* [Aim]
Read the records below and copy each line that contains "text".

* [Records excerpted from a collection]
+ + + + + + +

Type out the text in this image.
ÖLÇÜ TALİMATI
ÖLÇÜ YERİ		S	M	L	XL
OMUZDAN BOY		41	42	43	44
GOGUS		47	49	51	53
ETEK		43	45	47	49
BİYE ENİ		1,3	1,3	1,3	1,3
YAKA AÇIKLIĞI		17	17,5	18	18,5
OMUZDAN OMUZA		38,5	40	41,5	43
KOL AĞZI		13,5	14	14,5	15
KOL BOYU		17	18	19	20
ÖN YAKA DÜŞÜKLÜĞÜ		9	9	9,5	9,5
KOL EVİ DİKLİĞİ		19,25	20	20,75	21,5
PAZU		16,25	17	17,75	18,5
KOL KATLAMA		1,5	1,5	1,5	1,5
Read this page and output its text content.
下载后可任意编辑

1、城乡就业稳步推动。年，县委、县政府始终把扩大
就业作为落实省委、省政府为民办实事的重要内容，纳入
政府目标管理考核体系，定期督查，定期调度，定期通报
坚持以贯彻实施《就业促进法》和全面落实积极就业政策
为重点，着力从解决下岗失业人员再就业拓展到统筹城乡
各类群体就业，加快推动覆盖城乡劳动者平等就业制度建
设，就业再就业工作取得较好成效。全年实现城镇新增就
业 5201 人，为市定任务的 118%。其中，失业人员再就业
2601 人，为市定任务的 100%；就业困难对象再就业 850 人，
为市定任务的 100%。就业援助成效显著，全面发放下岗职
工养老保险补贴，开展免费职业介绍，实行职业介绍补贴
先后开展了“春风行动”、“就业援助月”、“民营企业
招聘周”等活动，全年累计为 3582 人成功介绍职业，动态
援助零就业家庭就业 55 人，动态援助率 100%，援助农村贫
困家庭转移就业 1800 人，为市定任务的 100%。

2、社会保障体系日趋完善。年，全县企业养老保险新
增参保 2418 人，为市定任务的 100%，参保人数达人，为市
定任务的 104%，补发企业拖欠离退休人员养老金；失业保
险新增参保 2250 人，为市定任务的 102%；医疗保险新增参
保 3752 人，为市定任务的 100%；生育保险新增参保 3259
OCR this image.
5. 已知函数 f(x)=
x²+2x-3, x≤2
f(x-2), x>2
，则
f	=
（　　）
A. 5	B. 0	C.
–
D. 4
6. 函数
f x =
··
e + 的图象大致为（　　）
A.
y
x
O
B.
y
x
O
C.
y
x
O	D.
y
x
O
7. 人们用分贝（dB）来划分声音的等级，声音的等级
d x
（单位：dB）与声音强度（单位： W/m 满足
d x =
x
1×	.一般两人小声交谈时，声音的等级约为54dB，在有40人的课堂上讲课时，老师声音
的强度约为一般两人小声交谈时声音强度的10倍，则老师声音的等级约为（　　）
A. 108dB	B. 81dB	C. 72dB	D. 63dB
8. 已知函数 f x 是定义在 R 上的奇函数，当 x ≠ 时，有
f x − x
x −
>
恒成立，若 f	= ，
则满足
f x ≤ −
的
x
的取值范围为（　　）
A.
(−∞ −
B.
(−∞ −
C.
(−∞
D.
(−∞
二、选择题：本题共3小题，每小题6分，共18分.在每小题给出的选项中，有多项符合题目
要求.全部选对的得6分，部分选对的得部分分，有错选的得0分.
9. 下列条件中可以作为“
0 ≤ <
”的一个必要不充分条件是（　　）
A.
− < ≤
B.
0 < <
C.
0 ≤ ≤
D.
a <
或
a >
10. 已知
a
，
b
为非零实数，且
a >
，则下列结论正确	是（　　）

+ + + + + + +

* [Task solution]
Type out the text in this image.
Read this page and output its text content.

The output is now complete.